■ **OBJECTIVE**:
Make an exact copy of all the entries, but do not reproduce the pictures.

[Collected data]
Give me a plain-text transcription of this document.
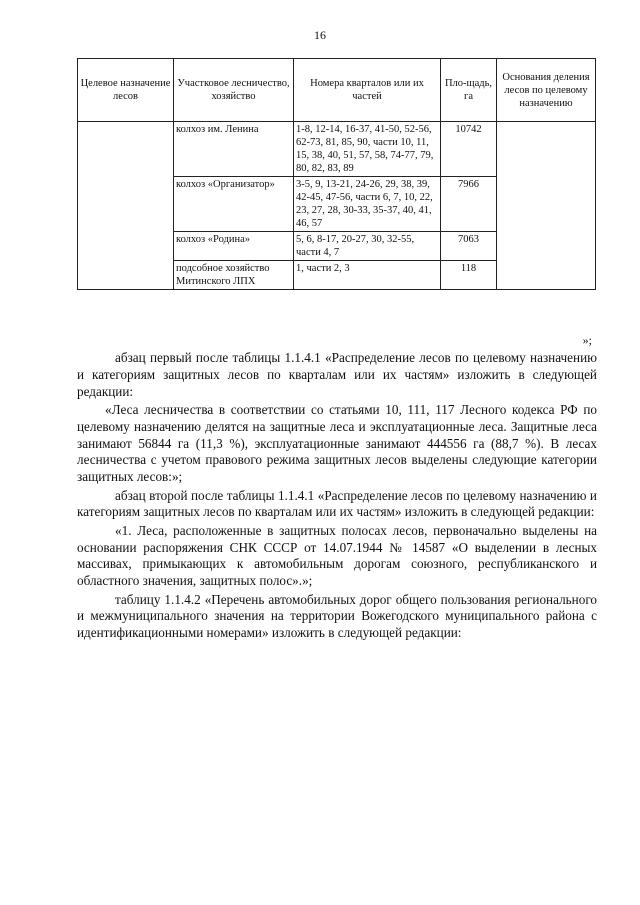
16
Целевое назначение лесов	Участковое лесничество, хозяйство	Номера кварталов или их частей	Пло-щадь, га	Основания деления лесов по целевому назначению
	колхоз им. Ленина	1-8, 12-14, 16-37, 41-50, 52-56, 62-73, 81, 85, 90, части 10, 11, 15, 38, 40, 51, 57, 58, 74-77, 79, 80, 82, 83, 89	10742	
	колхоз «Организатор»	3-5, 9, 13-21, 24-26, 29, 38, 39, 42-45, 47-56, части 6, 7, 10, 22, 23, 27, 28, 30-33, 35-37, 40, 41, 46, 57	7966	
	колхоз «Родина»	5, 6, 8-17, 20-27, 30, 32-55, части 4, 7	7063	
	подсобное хозяйство Митинского ЛПХ	1, части 2, 3	118	
»;

абзац первый после таблицы 1.1.4.1 «Распределение лесов по целевому назначению и категориям защитных лесов по кварталам или их частям» изложить в следующей редакции:

«Леса лесничества в соответствии со статьями 10, 111, 117 Лесного кодекса РФ по целевому назначению делятся на защитные леса и эксплуатационные леса. Защитные леса занимают 56844 га (11,3 %), эксплуатационные занимают 444556 га (88,7 %). В лесах лесничества с учетом правового режима защитных лесов выделены следующие категории защитных лесов:»;

абзац второй после таблицы 1.1.4.1 «Распределение лесов по целевому назначению и категориям защитных лесов по кварталам или их частям» изложить в следующей редакции:

«1. Леса, расположенные в защитных полосах лесов, первоначально выделены на основании распоряжения СНК СССР от 14.07.1944 № 14587 «О выделении в лесных массивах, примыкающих к автомобильным дорогам союзного, республиканского и областного значения, защитных полос».»;

таблицу 1.1.4.2 «Перечень автомобильных дорог общего пользования регионального и межмуниципального значения на территории Вожегодского муниципального района с идентификационными номерами» изложить в следующей редакции:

■ **RESPONSE TO THE TASK**:
Give me a plain-text transcription of this document.
16
Целевое назначение лесов	Участковое лесничество, хозяйство	Номера кварталов или их частей	Пло-щадь, га	Основания деления лесов по целевому назначению
	колхоз им. Ленина	1-8, 12-14, 16-37, 41-50, 52-56, 62-73, 81, 85, 90, части 10, 11, 15, 38, 40, 51, 57, 58, 74-77, 79, 80, 82, 83, 89	10742	
	колхоз «Организатор»	3-5, 9, 13-21, 24-26, 29, 38, 39, 42-45, 47-56, части 6, 7, 10, 22, 23, 27, 28, 30-33, 35-37, 40, 41, 46, 57	7966	
	колхоз «Родина»	5, 6, 8-17, 20-27, 30, 32-55, части 4, 7	7063	
	подсобное хозяйство Митинского ЛПХ	1, части 2, 3	118	
»;

абзац первый после таблицы 1.1.4.1 «Распределение лесов по целевому назначению и категориям защитных лесов по кварталам или их частям» изложить в следующей редакции:

«Леса лесничества в соответствии со статьями 10, 111, 117 Лесного кодекса РФ по целевому назначению делятся на защитные леса и эксплуатационные леса. Защитные леса занимают 56844 га (11,3 %), эксплуатационные занимают 444556 га (88,7 %). В лесах лесничества с учетом правового режима защитных лесов выделены следующие категории защитных лесов:»;

абзац второй после таблицы 1.1.4.1 «Распределение лесов по целевому назначению и категориям защитных лесов по кварталам или их частям» изложить в следующей редакции:

«1. Леса, расположенные в защитных полосах лесов, первоначально выделены на основании распоряжения СНК СССР от 14.07.1944 № 14587 «О выделении в лесных массивах, примыкающих к автомобильным дорогам союзного, республиканского и областного значения, защитных полос».»;

таблицу 1.1.4.2 «Перечень автомобильных дорог общего пользования регионального и межмуниципального значения на территории Вожегодского муниципального района с идентификационными номерами» изложить в следующей редакции:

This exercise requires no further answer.